** start **

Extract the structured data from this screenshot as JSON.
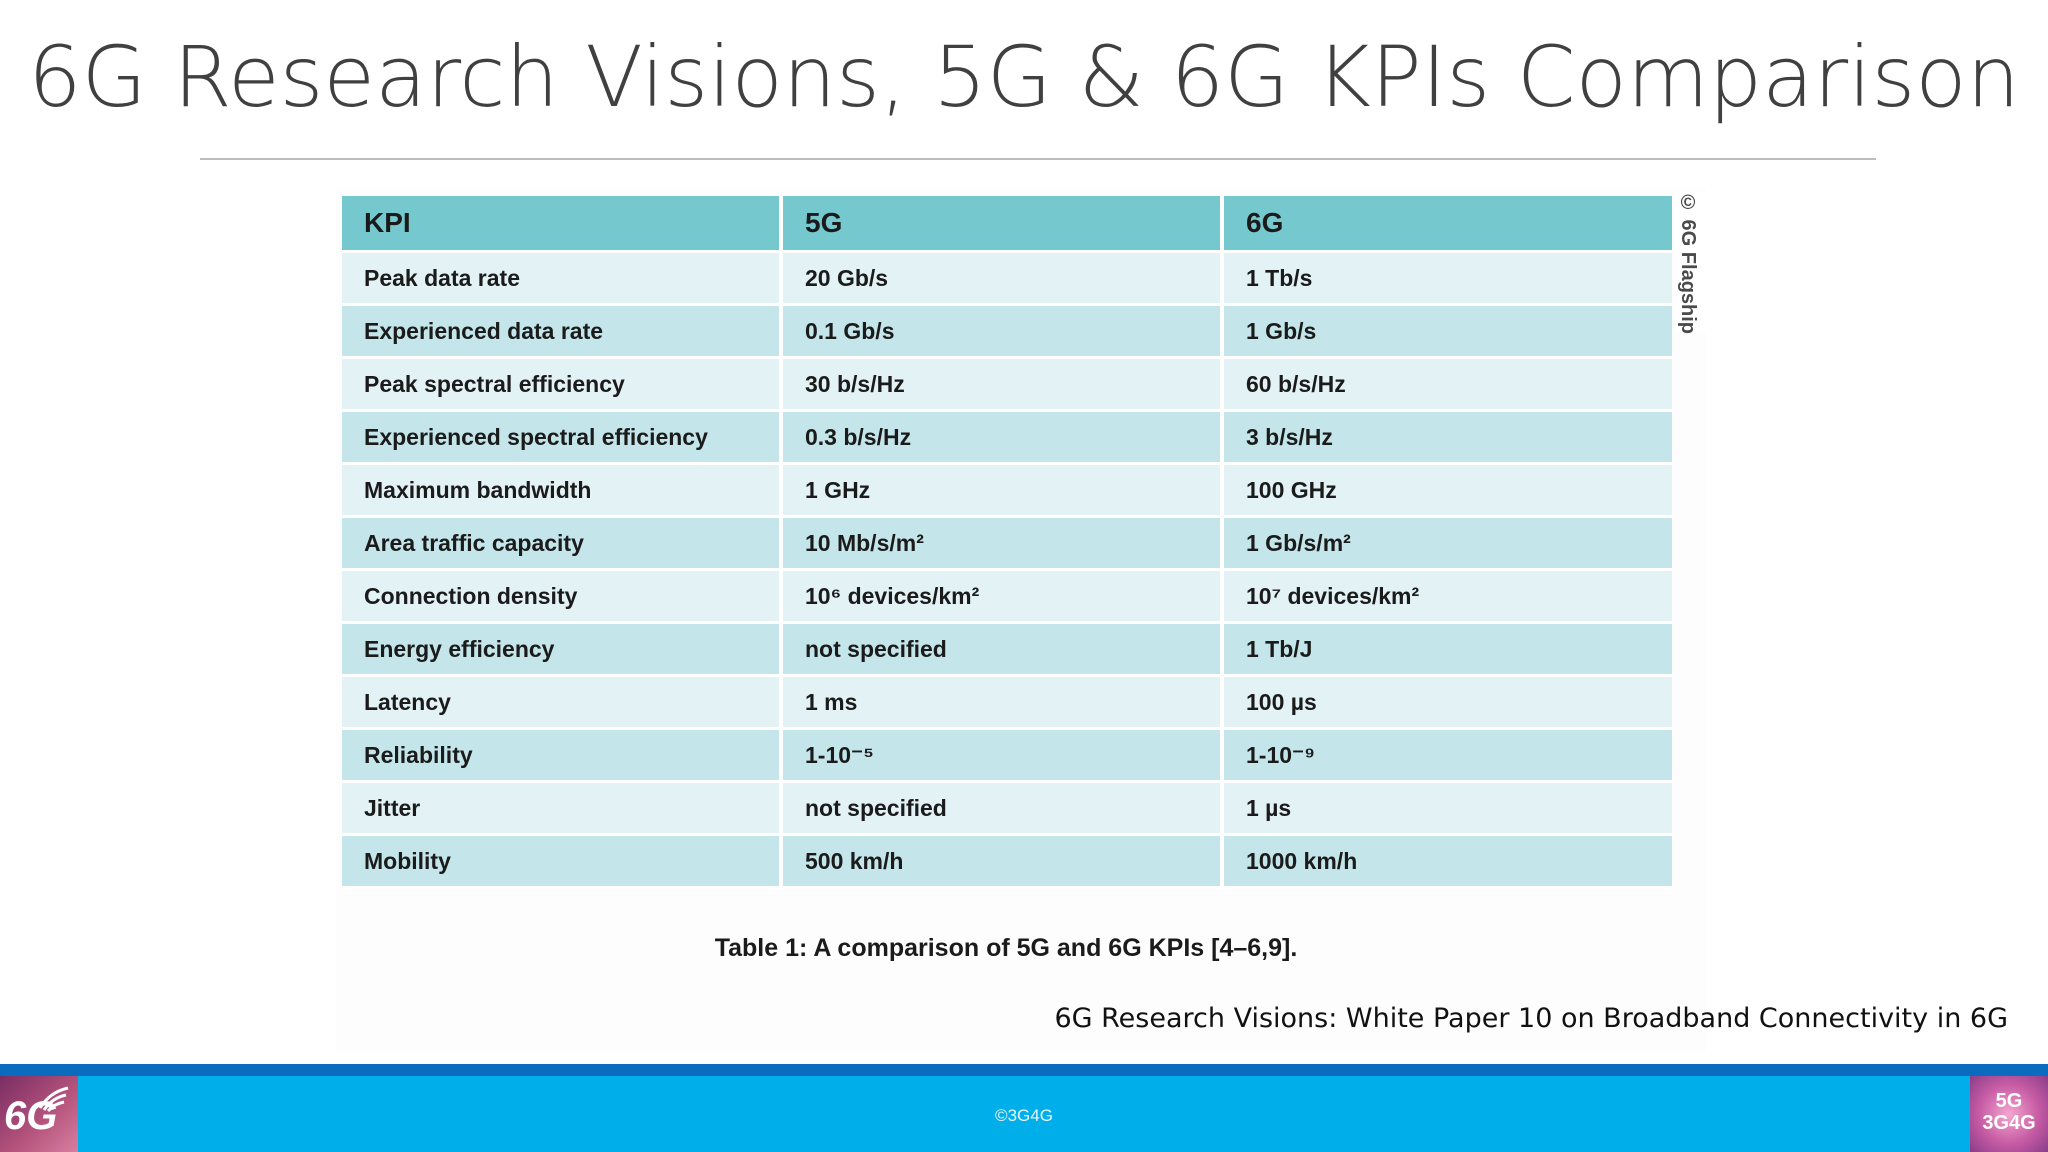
{
  "slide": {
    "title": "6G Research Visions, 5G & 6G KPIs Comparison",
    "source_note": "6G Research Visions: White Paper 10 on Broadband Connectivity in 6G"
  },
  "table": {
    "headers": [
      "KPI",
      "5G",
      "6G"
    ],
    "rows": [
      [
        "Peak data rate",
        "20 Gb/s",
        "1 Tb/s"
      ],
      [
        "Experienced data rate",
        "0.1 Gb/s",
        "1 Gb/s"
      ],
      [
        "Peak spectral efficiency",
        "30 b/s/Hz",
        "60 b/s/Hz"
      ],
      [
        "Experienced spectral efficiency",
        "0.3 b/s/Hz",
        "3 b/s/Hz"
      ],
      [
        "Maximum bandwidth",
        "1 GHz",
        "100 GHz"
      ],
      [
        "Area traffic capacity",
        "10 Mb/s/m²",
        "1 Gb/s/m²"
      ],
      [
        "Connection density",
        "10⁶ devices/km²",
        "10⁷ devices/km²"
      ],
      [
        "Energy efficiency",
        "not specified",
        "1 Tb/J"
      ],
      [
        "Latency",
        "1 ms",
        "100 µs"
      ],
      [
        "Reliability",
        "1-10⁻⁵",
        "1-10⁻⁹"
      ],
      [
        "Jitter",
        "not specified",
        "1 µs"
      ],
      [
        "Mobility",
        "500 km/h",
        "1000 km/h"
      ]
    ],
    "caption": "Table 1: A comparison of 5G and 6G KPIs [4–6,9].",
    "watermark": "© 6G Flagship"
  },
  "footer": {
    "copyright": "©3G4G",
    "logo_left": {
      "icon": "6g-wireless-logo",
      "text": "6G"
    },
    "logo_right": {
      "icon": "3g4g-logo",
      "line1": "5G",
      "line2": "3G4G"
    }
  },
  "colors": {
    "header_teal": "#76c8cf",
    "row_light": "#e2f2f5",
    "row_dark": "#c4e6ea",
    "footer_blue": "#00aee9",
    "footer_strip": "#0a6bbf"
  }
}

** end **

Copy every line of the listing that contains the word "Experienced".

        "Experienced data rate",
        "Experienced spectral efficiency",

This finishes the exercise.